-------- DATA SHOWN
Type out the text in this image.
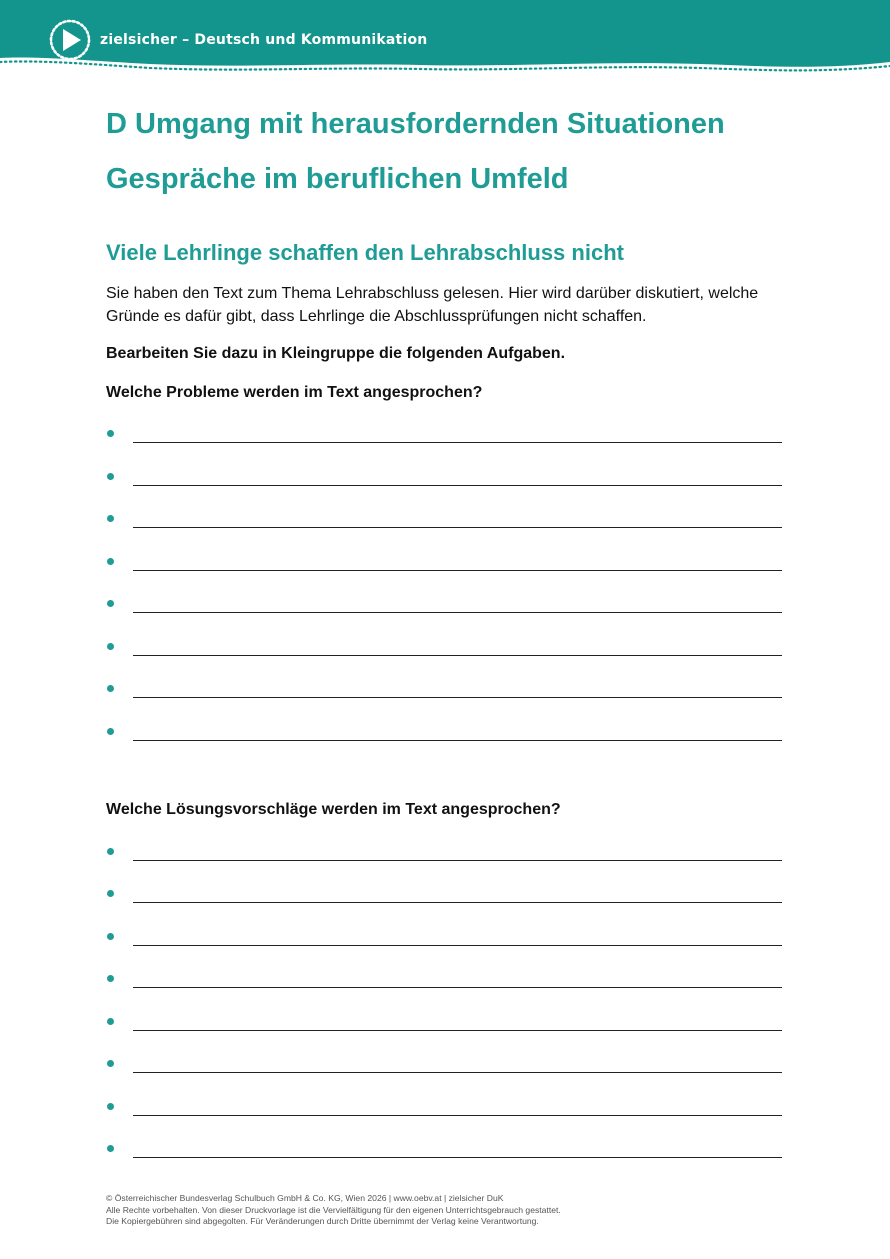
zielsicher – Deutsch und Kommunikation
D Umgang mit herausfordernden Situationen
Gespräche im beruflichen Umfeld
Viele Lehrlinge schaffen den Lehrabschluss nicht

Sie haben den Text zum Thema Lehrabschluss gelesen. Hier wird darüber diskutiert, welche Gründe es dafür gibt, dass Lehrlinge die Abschlussprüfungen nicht schaffen.

Bearbeiten Sie dazu in Kleingruppe die folgenden Aufgaben.

Welche Probleme werden im Text angesprochen?

Welche Lösungsvorschläge werden im Text angesprochen?

© Österreichischer Bundesverlag Schulbuch GmbH & Co. KG, Wien 2026 | www.oebv.at | zielsicher DuK
Alle Rechte vorbehalten. Von dieser Druckvorlage ist die Vervielfältigung für den eigenen Unterrichtsgebrauch gestattet.
Die Kopiergebühren sind abgegolten. Für Veränderungen durch Dritte übernimmt der Verlag keine Verantwortung.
----------------
GOAL OF THE EXERCISE: Leave out the pictures and print every line of the data exactly.

EXPECTED ANSWER:
Type out the text in this image.
zielsicher – Deutsch und Kommunikation
D Umgang mit herausfordernden Situationen
Gespräche im beruflichen Umfeld
Viele Lehrlinge schaffen den Lehrabschluss nicht

Sie haben den Text zum Thema Lehrabschluss gelesen. Hier wird darüber diskutiert, welche Gründe es dafür gibt, dass Lehrlinge die Abschlussprüfungen nicht schaffen.

Bearbeiten Sie dazu in Kleingruppe die folgenden Aufgaben.

Welche Probleme werden im Text angesprochen?

Welche Lösungsvorschläge werden im Text angesprochen?

© Österreichischer Bundesverlag Schulbuch GmbH & Co. KG, Wien 2026 | www.oebv.at | zielsicher DuK
Alle Rechte vorbehalten. Von dieser Druckvorlage ist die Vervielfältigung für den eigenen Unterrichtsgebrauch gestattet.
Die Kopiergebühren sind abgegolten. Für Veränderungen durch Dritte übernimmt der Verlag keine Verantwortung.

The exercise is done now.